### Work to complete
Output only the count of lines that contain "number".

### Data records
[Begin]
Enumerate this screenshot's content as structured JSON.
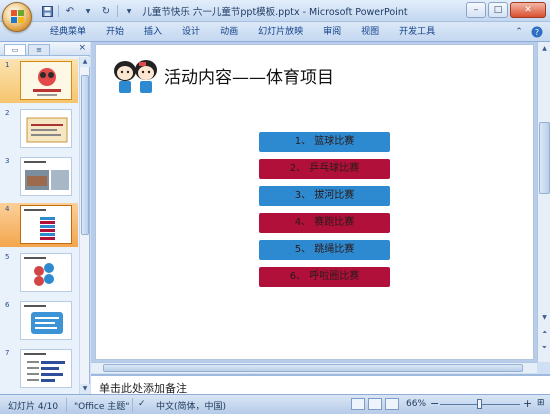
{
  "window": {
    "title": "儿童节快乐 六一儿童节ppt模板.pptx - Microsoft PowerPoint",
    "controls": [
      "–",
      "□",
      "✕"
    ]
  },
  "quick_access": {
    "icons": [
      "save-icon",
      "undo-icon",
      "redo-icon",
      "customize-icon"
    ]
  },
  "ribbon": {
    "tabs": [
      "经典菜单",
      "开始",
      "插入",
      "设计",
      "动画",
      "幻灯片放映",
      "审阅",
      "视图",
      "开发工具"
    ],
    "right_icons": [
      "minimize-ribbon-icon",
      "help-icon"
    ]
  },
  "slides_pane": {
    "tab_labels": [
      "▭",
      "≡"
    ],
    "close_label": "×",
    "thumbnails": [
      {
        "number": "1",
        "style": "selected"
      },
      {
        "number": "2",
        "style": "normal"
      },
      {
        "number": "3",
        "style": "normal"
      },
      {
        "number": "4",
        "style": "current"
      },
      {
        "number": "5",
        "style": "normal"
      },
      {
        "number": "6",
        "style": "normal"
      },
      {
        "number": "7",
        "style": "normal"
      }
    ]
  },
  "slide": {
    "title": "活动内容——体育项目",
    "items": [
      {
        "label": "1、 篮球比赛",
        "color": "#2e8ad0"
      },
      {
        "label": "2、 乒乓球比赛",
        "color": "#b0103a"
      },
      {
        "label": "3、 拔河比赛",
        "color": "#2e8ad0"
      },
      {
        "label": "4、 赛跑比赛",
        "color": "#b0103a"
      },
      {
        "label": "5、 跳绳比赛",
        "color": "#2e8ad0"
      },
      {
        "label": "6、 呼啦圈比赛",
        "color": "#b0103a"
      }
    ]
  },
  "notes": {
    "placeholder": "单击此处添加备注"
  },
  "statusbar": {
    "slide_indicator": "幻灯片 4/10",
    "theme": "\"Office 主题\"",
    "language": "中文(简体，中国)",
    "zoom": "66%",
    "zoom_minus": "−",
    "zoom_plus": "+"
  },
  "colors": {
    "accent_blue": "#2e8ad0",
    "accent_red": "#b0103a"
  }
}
[End]
[Begin]
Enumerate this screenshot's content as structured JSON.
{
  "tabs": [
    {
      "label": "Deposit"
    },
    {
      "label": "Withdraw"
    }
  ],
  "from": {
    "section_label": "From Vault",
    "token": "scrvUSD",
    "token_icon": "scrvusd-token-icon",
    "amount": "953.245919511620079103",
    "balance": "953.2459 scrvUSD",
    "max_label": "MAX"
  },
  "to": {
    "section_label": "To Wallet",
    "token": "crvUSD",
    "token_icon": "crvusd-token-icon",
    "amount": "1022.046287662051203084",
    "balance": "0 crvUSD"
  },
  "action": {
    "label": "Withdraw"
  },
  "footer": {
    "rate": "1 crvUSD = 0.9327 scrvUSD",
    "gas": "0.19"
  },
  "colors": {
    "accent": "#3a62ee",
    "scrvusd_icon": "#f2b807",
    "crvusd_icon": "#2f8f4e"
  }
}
[End]
### Written solution
7